• **DATASET RECORDS**
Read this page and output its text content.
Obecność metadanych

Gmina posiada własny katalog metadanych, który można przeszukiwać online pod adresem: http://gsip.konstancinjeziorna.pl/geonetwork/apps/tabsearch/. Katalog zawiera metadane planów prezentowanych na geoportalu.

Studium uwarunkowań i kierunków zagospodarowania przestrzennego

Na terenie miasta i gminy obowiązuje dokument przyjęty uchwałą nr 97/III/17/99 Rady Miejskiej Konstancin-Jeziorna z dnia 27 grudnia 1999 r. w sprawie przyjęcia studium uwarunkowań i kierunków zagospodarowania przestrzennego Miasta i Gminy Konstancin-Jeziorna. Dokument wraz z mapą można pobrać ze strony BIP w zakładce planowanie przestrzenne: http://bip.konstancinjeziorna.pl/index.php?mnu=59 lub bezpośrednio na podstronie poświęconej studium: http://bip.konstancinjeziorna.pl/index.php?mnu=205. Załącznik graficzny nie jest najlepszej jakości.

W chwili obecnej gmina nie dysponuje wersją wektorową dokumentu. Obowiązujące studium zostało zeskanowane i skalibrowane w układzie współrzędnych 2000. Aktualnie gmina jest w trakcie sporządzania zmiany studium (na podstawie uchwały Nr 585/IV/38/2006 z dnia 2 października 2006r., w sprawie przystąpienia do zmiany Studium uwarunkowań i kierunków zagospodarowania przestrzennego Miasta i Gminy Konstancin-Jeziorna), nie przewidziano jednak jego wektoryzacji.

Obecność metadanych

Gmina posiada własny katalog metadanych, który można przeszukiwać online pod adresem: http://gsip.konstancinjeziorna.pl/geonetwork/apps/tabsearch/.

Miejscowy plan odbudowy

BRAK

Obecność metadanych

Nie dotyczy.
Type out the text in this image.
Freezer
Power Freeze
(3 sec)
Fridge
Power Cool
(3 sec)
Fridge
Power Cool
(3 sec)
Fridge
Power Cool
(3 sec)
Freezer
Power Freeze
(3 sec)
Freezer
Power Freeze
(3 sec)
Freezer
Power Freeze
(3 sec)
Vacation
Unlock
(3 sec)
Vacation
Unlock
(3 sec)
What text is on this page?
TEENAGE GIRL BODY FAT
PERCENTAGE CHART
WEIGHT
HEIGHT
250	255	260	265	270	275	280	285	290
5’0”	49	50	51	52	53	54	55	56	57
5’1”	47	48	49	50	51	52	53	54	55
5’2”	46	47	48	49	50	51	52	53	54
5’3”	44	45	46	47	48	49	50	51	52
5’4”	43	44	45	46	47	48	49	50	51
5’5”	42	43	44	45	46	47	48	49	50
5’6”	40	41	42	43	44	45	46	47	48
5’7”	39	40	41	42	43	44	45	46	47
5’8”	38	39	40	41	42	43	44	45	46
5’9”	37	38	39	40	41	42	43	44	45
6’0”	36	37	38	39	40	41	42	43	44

• **WHAT THE EXERCISE ASKS**
Take every line from the data above that holds "własny" and copy it out.

• **WRITTEN RESPONSE**
Gmina posiada własny katalog metadanych, który można przeszukiwać online pod adresem: http://gsip.konstancinjeziorna.pl/geonetwork/apps/tabsearch/. Katalog zawiera metadane planów prezentowanych na geoportalu.
Gmina posiada własny katalog metadanych, który można przeszukiwać online pod adresem: http://gsip.konstancinjeziorna.pl/geonetwork/apps/tabsearch/.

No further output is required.